--- BEGIN DOCUMENT PASSAGE ---
Am 08.04.2017 um 23:55 schrieb Michal Marek:
Dne 8.4.2017 v 21:59 Andreas Färber napsal(a):
config/armv7hl/lpae is [...] not converted, because armv6 and armv7 are currently disabled. [...] Finally, on the topic of updating ARM configs, I am still annoyed about
Am 07.04.2017 um 10:38 schrieb Michal Marek: the new merge process: As someone not working on ARM kernels for his job, I need the weekend for testing new kernels on my boards at home. Previously I could commit ARM config changes to master branch myself on Friday, get them transferred to OBS Kernel:HEAD via your cron job on Saturday morning and when back home in the evening (or on Sunday) I could start testing the new packages. These days, despite my IRC pings, Jeff merges pending branches I push only after his next -rc update on Mondays, which then usually delays my testing until the next weekend.
--- END DOCUMENT PASSAGE ---
--- BEGIN LISTED RECORDS ---
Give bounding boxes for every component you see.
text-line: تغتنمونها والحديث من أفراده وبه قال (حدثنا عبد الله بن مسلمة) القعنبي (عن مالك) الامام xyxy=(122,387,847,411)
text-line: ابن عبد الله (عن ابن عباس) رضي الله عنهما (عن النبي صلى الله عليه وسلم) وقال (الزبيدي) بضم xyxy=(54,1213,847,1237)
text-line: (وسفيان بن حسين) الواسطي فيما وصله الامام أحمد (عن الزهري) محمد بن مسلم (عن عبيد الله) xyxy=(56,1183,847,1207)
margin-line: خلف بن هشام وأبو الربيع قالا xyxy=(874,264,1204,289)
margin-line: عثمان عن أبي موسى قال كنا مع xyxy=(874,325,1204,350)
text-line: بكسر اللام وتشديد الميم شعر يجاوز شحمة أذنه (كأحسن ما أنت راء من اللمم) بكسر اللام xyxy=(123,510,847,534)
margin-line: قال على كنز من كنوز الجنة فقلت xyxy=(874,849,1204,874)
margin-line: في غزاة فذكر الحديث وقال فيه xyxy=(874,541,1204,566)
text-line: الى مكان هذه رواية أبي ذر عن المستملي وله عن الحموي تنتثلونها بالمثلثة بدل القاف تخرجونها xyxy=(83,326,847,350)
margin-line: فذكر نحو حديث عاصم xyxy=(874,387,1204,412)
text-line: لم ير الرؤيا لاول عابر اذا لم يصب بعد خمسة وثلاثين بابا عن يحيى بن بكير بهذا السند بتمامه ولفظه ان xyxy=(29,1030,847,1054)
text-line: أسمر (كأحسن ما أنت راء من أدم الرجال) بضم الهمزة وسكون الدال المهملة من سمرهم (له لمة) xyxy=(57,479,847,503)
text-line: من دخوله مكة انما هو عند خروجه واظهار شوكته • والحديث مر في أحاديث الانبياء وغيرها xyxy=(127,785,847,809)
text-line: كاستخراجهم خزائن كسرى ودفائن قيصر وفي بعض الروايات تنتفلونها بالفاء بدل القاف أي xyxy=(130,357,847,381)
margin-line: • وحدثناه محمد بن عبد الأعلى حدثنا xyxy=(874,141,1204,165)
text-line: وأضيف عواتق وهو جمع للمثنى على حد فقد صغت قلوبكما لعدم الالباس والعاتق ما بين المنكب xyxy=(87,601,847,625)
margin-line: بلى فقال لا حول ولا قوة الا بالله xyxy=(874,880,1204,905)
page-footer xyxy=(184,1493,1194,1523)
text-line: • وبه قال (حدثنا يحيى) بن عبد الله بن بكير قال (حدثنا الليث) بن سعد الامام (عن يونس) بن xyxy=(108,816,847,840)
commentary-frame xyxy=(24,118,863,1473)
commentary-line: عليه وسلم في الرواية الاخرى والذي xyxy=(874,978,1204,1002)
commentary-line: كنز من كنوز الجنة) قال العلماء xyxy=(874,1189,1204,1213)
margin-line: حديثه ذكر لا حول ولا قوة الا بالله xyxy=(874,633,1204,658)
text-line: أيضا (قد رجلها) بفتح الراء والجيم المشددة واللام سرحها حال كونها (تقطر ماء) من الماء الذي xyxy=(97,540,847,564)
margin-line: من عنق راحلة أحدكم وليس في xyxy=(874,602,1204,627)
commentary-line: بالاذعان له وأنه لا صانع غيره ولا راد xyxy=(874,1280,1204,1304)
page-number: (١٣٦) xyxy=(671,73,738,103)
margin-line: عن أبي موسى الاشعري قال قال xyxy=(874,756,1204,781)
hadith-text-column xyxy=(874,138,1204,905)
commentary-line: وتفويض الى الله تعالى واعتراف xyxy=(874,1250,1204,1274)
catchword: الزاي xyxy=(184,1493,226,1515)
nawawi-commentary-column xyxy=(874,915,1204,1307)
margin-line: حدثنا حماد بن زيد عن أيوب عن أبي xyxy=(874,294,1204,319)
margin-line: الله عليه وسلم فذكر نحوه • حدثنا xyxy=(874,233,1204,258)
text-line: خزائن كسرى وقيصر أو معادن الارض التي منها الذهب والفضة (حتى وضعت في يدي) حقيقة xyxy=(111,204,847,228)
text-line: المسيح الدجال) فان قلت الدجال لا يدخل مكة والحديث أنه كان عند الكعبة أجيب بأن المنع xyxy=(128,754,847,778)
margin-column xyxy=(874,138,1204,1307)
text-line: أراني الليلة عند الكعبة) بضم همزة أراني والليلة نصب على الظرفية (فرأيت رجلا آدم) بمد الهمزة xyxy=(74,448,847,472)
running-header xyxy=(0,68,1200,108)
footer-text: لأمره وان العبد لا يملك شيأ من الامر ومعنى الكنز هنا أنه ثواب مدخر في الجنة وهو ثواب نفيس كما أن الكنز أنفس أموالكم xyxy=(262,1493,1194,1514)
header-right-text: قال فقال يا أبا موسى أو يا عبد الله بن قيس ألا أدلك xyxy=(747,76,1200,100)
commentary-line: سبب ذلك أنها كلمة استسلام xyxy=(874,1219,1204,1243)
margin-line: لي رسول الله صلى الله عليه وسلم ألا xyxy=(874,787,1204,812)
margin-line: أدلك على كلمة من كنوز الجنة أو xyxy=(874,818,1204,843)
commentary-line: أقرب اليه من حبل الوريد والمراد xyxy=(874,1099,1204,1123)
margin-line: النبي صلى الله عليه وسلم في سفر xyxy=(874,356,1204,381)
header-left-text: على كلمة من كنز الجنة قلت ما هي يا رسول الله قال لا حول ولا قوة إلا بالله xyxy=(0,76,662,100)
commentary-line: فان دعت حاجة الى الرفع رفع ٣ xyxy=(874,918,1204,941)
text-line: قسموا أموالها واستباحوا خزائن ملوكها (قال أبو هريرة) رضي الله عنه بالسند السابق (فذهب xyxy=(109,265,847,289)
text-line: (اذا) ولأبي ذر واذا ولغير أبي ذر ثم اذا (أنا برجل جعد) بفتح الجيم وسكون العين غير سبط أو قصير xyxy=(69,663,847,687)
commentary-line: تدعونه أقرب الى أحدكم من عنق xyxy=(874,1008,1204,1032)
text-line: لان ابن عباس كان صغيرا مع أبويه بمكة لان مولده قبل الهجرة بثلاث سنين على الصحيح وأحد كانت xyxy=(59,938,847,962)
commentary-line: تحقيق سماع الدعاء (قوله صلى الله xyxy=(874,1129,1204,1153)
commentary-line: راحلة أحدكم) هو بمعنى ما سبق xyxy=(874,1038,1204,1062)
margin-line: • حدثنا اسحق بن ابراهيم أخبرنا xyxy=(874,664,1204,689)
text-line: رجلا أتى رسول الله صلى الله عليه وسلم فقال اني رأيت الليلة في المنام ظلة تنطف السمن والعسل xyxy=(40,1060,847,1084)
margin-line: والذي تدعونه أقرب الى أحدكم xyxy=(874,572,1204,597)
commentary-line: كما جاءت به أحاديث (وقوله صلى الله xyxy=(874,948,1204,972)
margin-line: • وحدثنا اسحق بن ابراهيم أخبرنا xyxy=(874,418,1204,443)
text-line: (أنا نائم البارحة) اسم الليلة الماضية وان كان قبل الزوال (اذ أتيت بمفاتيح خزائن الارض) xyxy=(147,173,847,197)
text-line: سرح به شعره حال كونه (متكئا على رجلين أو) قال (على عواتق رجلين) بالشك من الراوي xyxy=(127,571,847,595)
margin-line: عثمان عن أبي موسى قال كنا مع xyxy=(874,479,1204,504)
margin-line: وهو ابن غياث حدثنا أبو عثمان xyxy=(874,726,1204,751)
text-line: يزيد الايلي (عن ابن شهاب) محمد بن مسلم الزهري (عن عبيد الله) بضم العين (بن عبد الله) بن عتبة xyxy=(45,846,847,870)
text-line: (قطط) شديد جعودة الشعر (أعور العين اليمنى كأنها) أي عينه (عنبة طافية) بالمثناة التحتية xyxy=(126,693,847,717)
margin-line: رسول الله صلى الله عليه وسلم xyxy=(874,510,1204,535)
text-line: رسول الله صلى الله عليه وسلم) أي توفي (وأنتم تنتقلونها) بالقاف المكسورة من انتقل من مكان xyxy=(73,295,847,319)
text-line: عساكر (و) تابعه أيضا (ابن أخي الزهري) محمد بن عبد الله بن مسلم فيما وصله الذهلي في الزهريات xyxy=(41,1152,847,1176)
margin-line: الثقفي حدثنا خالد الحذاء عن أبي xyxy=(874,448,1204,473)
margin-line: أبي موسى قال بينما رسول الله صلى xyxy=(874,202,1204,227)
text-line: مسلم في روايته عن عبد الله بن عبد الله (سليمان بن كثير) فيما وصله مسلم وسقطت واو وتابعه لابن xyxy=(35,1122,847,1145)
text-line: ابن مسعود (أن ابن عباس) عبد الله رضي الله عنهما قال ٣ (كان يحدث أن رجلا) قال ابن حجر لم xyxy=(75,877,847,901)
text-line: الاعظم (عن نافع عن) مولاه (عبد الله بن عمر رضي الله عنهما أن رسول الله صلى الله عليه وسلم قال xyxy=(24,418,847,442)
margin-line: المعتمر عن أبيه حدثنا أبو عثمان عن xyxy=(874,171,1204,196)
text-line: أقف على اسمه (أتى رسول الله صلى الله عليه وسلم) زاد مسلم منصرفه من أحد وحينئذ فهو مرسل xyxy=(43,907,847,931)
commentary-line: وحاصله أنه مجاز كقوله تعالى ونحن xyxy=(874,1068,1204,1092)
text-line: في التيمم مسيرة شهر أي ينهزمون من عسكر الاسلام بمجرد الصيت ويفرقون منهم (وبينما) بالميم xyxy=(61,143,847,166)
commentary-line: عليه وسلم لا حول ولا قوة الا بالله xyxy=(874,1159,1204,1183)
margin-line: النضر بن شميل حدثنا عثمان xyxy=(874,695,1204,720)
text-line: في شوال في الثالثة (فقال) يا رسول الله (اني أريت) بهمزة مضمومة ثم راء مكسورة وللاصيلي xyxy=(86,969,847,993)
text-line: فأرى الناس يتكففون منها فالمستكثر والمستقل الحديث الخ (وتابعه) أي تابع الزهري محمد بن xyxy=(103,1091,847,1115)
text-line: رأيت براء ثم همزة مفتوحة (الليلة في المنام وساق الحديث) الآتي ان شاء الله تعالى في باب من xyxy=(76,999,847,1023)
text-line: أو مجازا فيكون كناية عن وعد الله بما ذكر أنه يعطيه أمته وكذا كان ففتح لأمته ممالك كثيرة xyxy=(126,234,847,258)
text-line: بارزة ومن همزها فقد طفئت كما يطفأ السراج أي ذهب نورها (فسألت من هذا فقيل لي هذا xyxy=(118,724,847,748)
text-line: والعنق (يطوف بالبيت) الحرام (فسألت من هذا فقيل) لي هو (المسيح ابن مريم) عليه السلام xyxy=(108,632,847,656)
--- END LISTED RECORDS ---
» **YOUR INSTRUCTIONS**: Restate the email passage between "Am 08.04.2017 um" and "the next weekend.", inclusive, substituting "devices" for "boards".

» **ANSWER**:
Am 08.04.2017 um 23:55 schrieb Michal Marek:
Dne 8.4.2017 v 21:59 Andreas Färber napsal(a):
config/armv7hl/lpae is [...] not converted, because armv6 and armv7 are currently disabled. [...] Finally, on the topic of updating ARM configs, I am still annoyed about
Am 07.04.2017 um 10:38 schrieb Michal Marek: the new merge process: As someone not working on ARM kernels for his job, I need the weekend for testing new kernels on my devices at home. Previously I could commit ARM config changes to master branch myself on Friday, get them transferred to OBS Kernel:HEAD via your cron job on Saturday morning and when back home in the evening (or on Sunday) I could start testing the new packages. These days, despite my IRC pings, Jeff merges pending branches I push only after his next -rc update on Mondays, which then usually delays my testing until the next weekend.